Short exercise: Which lines in the records below contain the word "مليون"? Copy each of them.

Data provided:
--- BEGIN ---

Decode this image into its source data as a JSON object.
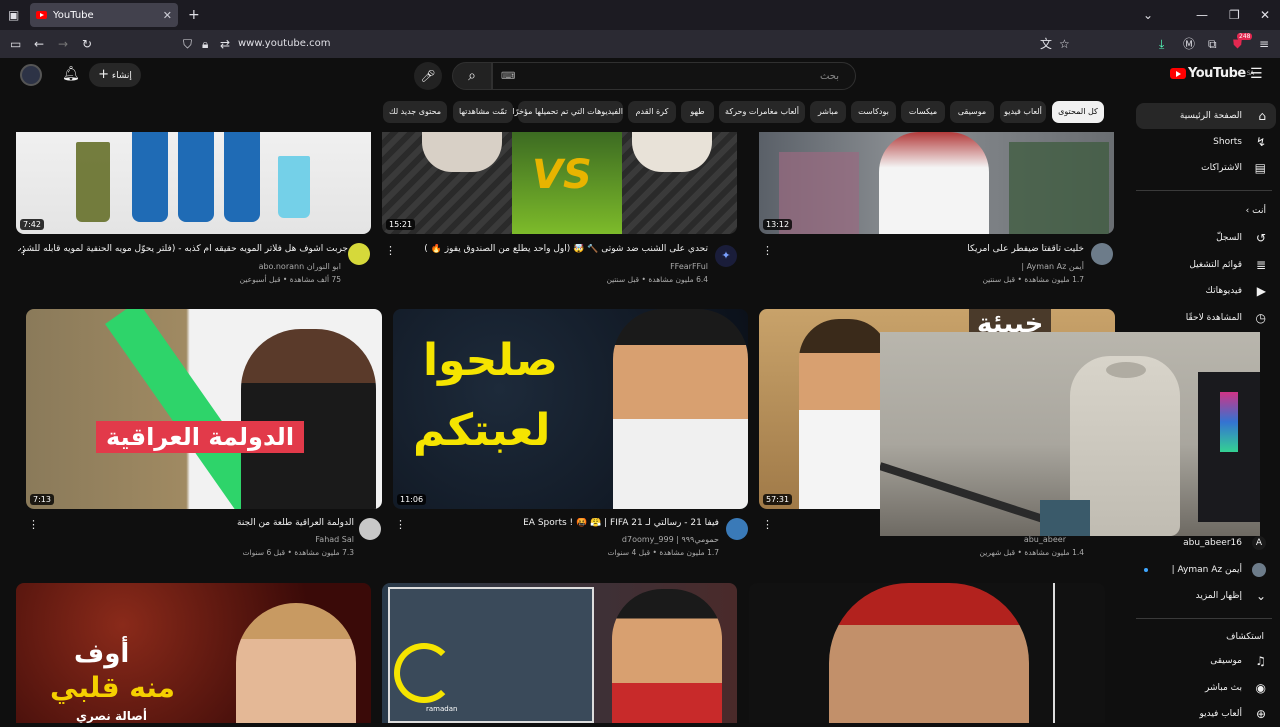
{
  "browser": {
    "tab_title": "YouTube",
    "url": "www.youtube.com",
    "ext_badge": "248"
  },
  "header": {
    "logo_text": "YouTube",
    "region": "SA",
    "search_placeholder": "بحث",
    "create_label": "إنشاء"
  },
  "chips": [
    "كل المحتوى",
    "ألعاب فيديو",
    "موسيقى",
    "ميكسات",
    "بودكاست",
    "مباشر",
    "ألعاب مغامرات وحركة",
    "طهو",
    "كرة القدم",
    "الفيديوهات التي تم تحميلها مؤخرًا",
    "تمّت مشاهدتها",
    "محتوى جديد لك"
  ],
  "sidebar": {
    "home": "الصفحة الرئيسية",
    "shorts": "Shorts",
    "subscriptions": "الاشتراكات",
    "you": "أنت",
    "history": "السجلّ",
    "playlists": "قوائم التشغيل",
    "your_videos": "فيديوهاتك",
    "watch_later": "المشاهدة لاحقًا",
    "sub1": "abu_abeer16",
    "sub2": "أيمن Ayman Az |",
    "show_more": "إظهار المزيد",
    "explore": "استكشاف",
    "music": "موسيقى",
    "live": "بث مباشر",
    "gaming": "ألعاب فيديو"
  },
  "videos": {
    "r1": [
      {
        "title": "جربت اشوف هل فلاتر المويه حقيقه ام كذبه - (فلتر يحوّل مويه الحنفية لمويه قابله للشرب)",
        "channel": "ابو النوران abo.norann",
        "meta": "75 ألف مشاهدة • قبل أسبوعين",
        "duration": "7:42"
      },
      {
        "title": "تحدي على الشنب ضد شوتى 🔨 🤯 (اول واحد يطلع من الصندوق يفوز 🔥 )",
        "channel": "FFearFFul",
        "meta": "6.4 مليون مشاهدة • قبل سنتين",
        "duration": "15:21"
      },
      {
        "title": "خليت تاقفتا ضيفطر على امريكا",
        "channel": "أيمن Ayman Az |",
        "meta": "1.7 مليون مشاهدة • قبل سنتين",
        "duration": "13:12"
      }
    ],
    "r2": [
      {
        "title": "الدولمة العراقية طلعة من الجنة",
        "channel": "Fahad Sal",
        "meta": "7.3 مليون مشاهدة • قبل 6 سنوات",
        "duration": "7:13",
        "overlay": "الدولمة العراقية"
      },
      {
        "title": "فيفا 21 - رسالتي لـ EA Sports ! 🤬 😤 | FIFA 21",
        "channel": "حمومي٩٩٩ | d7oomy_999",
        "meta": "1.7 مليون مشاهدة • قبل 4 سنوات",
        "duration": "11:06",
        "overlay1": "صلحوا",
        "overlay2": "لعبتكم"
      },
      {
        "title": "",
        "channel": "abu_abeer",
        "meta": "1.4 مليون مشاهدة • قبل شهرين",
        "duration": "57:31",
        "overlay": "خبيئة"
      }
    ],
    "r3": [
      {
        "overlay1": "أوف",
        "overlay2": "منه قلبي",
        "overlay3": "أصالة نصري"
      },
      {
        "overlay": "ramadan"
      },
      {}
    ]
  },
  "colors": {
    "accent": "#ff0000",
    "bg": "#0f0f0f",
    "chip": "#272727"
  }
}
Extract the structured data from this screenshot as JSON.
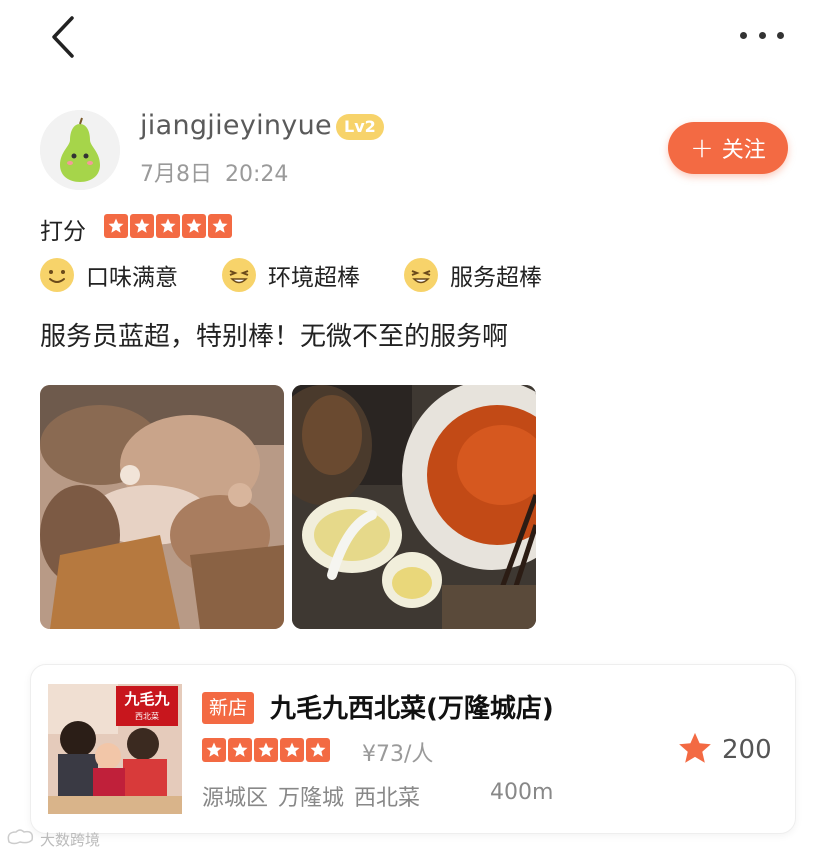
{
  "user": {
    "name": "jiangjieyinyue",
    "level": "Lv2",
    "date": "7月8日",
    "time": "20:24",
    "avatar_icon": "pear-avatar"
  },
  "follow_button": {
    "label": "关注",
    "icon": "plus-icon"
  },
  "rating": {
    "label": "打分",
    "stars": 5,
    "max": 5
  },
  "tags": [
    {
      "label": "口味满意",
      "icon": "smile-face-icon"
    },
    {
      "label": "环境超棒",
      "icon": "grin-face-icon"
    },
    {
      "label": "服务超棒",
      "icon": "grin-face-icon"
    }
  ],
  "review_text": "服务员蓝超，特别棒！无微不至的服务啊",
  "photos": [
    {
      "icon": "food-photo"
    },
    {
      "icon": "dishes-photo"
    }
  ],
  "shop": {
    "badge": "新店",
    "name": "九毛九西北菜(万隆城店)",
    "logo_text": "九毛九",
    "logo_sub": "西北菜",
    "stars": 5,
    "price": "¥73/人",
    "favorites": "200",
    "district": "源城区",
    "area": "万隆城",
    "cuisine": "西北菜",
    "distance": "400m"
  },
  "watermark": "大数跨境",
  "colors": {
    "accent": "#f36a43",
    "level_badge": "#f7d36a",
    "star": "#f36a43"
  }
}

--- END ---

Answer to this problem:
        "meta": "6.4 مليون مشاهدة • قبل سنتين",
        "meta": "1.7 مليون مشاهدة • قبل سنتين",
        "meta": "7.3 مليون مشاهدة • قبل 6 سنوات",
        "meta": "1.7 مليون مشاهدة • قبل 4 سنوات",
        "meta": "1.4 مليون مشاهدة • قبل شهرين",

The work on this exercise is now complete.